WHAT THE TASK ASKS – Write out the entire listing below exactly as it appears, minus any pictures.

DATASET ENTRIES –
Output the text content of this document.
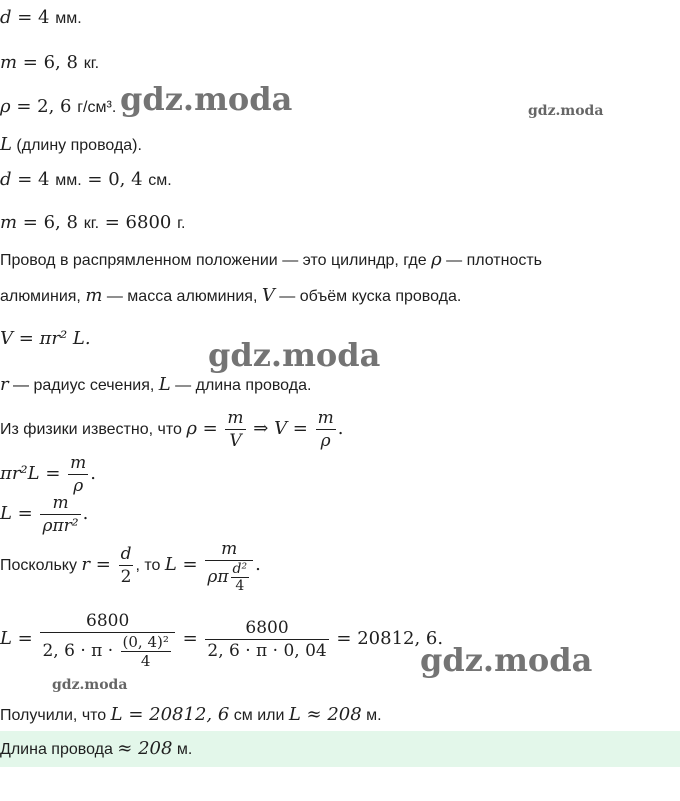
d = 4 мм.
m = 6, 8 кг.
ρ = 2, 6 г/см³. gdz.moda	gdz.moda
L (длину провода).
d = 4 мм. = 0, 4 см.
m = 6, 8 кг. = 6800 г.
Провод в распрямленном положении — это цилиндр, где ρ — плотность
алюминия, m — масса алюминия, V — объём куска провода.
V = πr² L.	gdz.moda
r — радиус сечения, L — длина провода.
Из физики известно, что $\rho = \frac{m}{V}$ ⇒ $V = \frac{m}{\rho}$ .
$\pi r^2L = \frac{m}{\rho}$ .
$L = \frac{m}{\text{ρπr²}}$ .
Поскольку $r = \frac{d}{2}$ , то $L = \frac{m}{\rho\pi \frac{\text{d²}}{4}}$ .
$L = \frac{6800}{2, 6 \cdot \pi \cdot \frac{\text{(0, 4)²}}{4}} = \frac{6800}{2, 6 \cdot \pi \cdot 0, 04} = 20812$, 6.
gdz.moda
gdz.moda
Получили, что L = 20812, 6 см или L ≈ 208 м.
Длина провода ≈ 208 м.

TASK ANSWER –
Output the text content of this document.
d = 4 мм.
m = 6, 8 кг.
ρ = 2, 6 г/см³. gdz.moda	gdz.moda
L (длину провода).
d = 4 мм. = 0, 4 см.
m = 6, 8 кг. = 6800 г.
Провод в распрямленном положении — это цилиндр, где ρ — плотность
алюминия, m — масса алюминия, V — объём куска провода.
V = πr² L.	gdz.moda
r — радиус сечения, L — длина провода.
Из физики известно, что $\rho = \frac{m}{V}$ ⇒ $V = \frac{m}{\rho}$ .
$\pi r^2L = \frac{m}{\rho}$ .
$L = \frac{m}{\text{ρπr²}}$ .
Поскольку $r = \frac{d}{2}$ , то $L = \frac{m}{\rho\pi \frac{\text{d²}}{4}}$ .
$L = \frac{6800}{2, 6 \cdot \pi \cdot \frac{\text{(0, 4)²}}{4}} = \frac{6800}{2, 6 \cdot \pi \cdot 0, 04} = 20812$, 6.
gdz.moda
gdz.moda
Получили, что L = 20812, 6 см или L ≈ 208 м.
Длина провода ≈ 208 м.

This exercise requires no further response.